Aim => Look through the lines and report how many include the word "resources", giving nothing but the number.

Records for processing =>
########################################
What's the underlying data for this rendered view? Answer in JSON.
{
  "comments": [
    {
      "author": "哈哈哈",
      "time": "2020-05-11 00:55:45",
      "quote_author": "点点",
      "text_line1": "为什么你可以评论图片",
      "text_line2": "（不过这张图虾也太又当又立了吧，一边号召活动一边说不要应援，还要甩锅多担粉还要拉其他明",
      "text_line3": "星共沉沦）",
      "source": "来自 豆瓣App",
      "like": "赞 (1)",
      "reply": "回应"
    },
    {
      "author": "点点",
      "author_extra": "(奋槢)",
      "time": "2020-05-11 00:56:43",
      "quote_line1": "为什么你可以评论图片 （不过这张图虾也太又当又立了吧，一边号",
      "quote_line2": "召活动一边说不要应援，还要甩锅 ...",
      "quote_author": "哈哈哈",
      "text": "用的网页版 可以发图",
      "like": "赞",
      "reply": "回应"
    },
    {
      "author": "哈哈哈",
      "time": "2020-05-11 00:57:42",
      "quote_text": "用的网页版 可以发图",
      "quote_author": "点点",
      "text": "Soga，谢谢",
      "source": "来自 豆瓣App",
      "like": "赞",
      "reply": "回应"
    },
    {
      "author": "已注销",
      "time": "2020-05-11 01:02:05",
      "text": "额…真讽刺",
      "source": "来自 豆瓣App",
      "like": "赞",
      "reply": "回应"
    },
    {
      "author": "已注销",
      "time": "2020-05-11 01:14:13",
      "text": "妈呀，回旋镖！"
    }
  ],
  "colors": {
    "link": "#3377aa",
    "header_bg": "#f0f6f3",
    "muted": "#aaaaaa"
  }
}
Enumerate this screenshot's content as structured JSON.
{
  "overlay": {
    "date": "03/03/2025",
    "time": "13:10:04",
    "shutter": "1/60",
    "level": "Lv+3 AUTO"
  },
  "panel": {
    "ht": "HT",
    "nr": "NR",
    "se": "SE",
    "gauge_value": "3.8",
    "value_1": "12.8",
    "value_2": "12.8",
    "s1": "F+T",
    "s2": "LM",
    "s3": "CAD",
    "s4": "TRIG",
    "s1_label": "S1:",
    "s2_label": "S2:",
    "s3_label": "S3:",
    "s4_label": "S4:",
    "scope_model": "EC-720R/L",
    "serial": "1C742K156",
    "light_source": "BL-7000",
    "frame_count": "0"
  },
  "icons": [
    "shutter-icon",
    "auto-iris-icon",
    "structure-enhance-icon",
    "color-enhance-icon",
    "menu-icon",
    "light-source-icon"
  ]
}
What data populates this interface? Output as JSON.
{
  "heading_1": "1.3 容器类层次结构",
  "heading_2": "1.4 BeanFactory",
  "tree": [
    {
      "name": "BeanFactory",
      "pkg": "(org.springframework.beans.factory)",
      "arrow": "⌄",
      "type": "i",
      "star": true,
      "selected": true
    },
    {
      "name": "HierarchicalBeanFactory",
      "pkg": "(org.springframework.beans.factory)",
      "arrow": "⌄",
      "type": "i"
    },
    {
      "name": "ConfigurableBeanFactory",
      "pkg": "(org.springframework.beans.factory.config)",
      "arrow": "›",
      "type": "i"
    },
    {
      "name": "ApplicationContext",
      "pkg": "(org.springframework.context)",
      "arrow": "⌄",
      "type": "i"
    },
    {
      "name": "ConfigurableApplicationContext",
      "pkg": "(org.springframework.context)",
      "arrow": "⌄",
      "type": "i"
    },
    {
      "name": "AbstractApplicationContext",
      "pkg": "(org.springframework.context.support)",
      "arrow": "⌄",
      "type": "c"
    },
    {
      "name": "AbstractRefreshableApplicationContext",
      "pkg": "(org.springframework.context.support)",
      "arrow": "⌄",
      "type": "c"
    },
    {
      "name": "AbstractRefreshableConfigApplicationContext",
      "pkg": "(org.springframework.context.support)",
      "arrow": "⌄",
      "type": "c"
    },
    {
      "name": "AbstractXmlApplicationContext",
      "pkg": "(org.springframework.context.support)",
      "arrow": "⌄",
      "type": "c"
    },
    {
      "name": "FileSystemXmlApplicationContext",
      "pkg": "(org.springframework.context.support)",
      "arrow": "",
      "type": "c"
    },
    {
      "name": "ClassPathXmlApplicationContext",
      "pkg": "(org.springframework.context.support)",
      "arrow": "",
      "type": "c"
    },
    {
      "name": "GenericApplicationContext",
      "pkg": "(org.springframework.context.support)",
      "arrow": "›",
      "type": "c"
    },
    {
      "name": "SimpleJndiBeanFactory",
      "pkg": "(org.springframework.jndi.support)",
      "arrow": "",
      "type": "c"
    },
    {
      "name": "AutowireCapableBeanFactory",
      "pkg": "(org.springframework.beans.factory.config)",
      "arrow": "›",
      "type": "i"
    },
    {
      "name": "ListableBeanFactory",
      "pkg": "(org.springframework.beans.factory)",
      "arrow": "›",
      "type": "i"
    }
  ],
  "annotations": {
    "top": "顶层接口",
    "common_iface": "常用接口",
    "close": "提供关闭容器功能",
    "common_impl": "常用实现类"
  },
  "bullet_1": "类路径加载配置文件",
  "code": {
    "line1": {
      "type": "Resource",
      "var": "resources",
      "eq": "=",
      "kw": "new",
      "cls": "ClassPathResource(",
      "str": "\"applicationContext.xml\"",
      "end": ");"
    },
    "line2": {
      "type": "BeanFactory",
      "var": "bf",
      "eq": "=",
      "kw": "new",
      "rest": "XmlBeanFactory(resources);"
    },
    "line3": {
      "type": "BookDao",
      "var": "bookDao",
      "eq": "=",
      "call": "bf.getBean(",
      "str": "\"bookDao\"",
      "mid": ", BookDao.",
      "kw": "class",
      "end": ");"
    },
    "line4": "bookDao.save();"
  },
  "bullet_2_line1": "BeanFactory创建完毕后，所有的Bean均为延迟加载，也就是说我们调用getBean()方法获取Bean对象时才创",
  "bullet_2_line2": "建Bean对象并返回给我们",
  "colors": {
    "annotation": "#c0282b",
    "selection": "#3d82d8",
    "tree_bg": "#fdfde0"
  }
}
########################################
Exercise result => 2